SHORT EXERCISE
Look through the records that follow. Copy every line containing the word "country".

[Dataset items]
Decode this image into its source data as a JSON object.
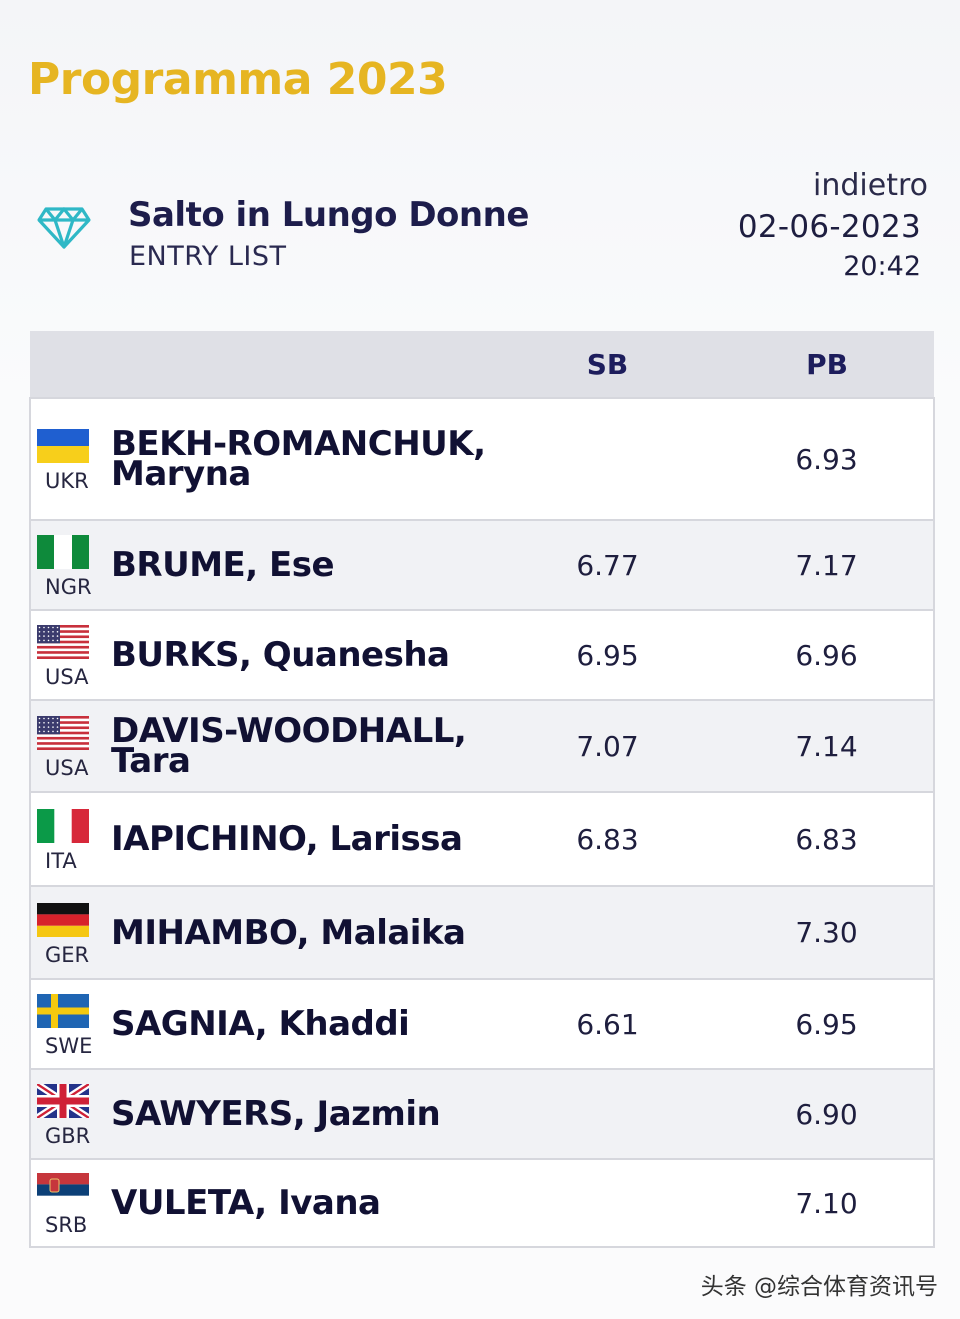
{
  "page": {
    "title": "Programma 2023"
  },
  "event": {
    "name": "Salto in Lungo Donne",
    "subtitle": "ENTRY LIST",
    "back_label": "indietro",
    "date": "02-06-2023",
    "time": "20:42",
    "logo_icon": "diamond-icon",
    "logo_color": "#2fb8c6"
  },
  "table": {
    "columns": {
      "flag": "",
      "name": "",
      "sb": "SB",
      "pb": "PB"
    },
    "rows": [
      {
        "country": "UKR",
        "flag": "ukr",
        "name": "BEKH-ROMANCHUK, Maryna",
        "sb": "",
        "pb": "6.93"
      },
      {
        "country": "NGR",
        "flag": "ngr",
        "name": "BRUME, Ese",
        "sb": "6.77",
        "pb": "7.17"
      },
      {
        "country": "USA",
        "flag": "usa",
        "name": "BURKS, Quanesha",
        "sb": "6.95",
        "pb": "6.96"
      },
      {
        "country": "USA",
        "flag": "usa",
        "name": "DAVIS-WOODHALL, Tara",
        "sb": "7.07",
        "pb": "7.14"
      },
      {
        "country": "ITA",
        "flag": "ita",
        "name": "IAPICHINO, Larissa",
        "sb": "6.83",
        "pb": "6.83"
      },
      {
        "country": "GER",
        "flag": "ger",
        "name": "MIHAMBO, Malaika",
        "sb": "",
        "pb": "7.30"
      },
      {
        "country": "SWE",
        "flag": "swe",
        "name": "SAGNIA, Khaddi",
        "sb": "6.61",
        "pb": "6.95"
      },
      {
        "country": "GBR",
        "flag": "gbr",
        "name": "SAWYERS, Jazmin",
        "sb": "",
        "pb": "6.90"
      },
      {
        "country": "SRB",
        "flag": "srb",
        "name": "VULETA, Ivana",
        "sb": "",
        "pb": "7.10"
      }
    ]
  },
  "watermark": "头条 @综合体育资讯号",
  "colors": {
    "title_accent": "#e6b522",
    "header_bg": "#dfe0e6",
    "header_text": "#1d1d5c"
  }
}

RESPONSE TO THE TASK
        "country": "UKR",
        "country": "NGR",
        "country": "USA",
        "country": "USA",
        "country": "ITA",
        "country": "GER",
        "country": "SWE",
        "country": "GBR",
        "country": "SRB",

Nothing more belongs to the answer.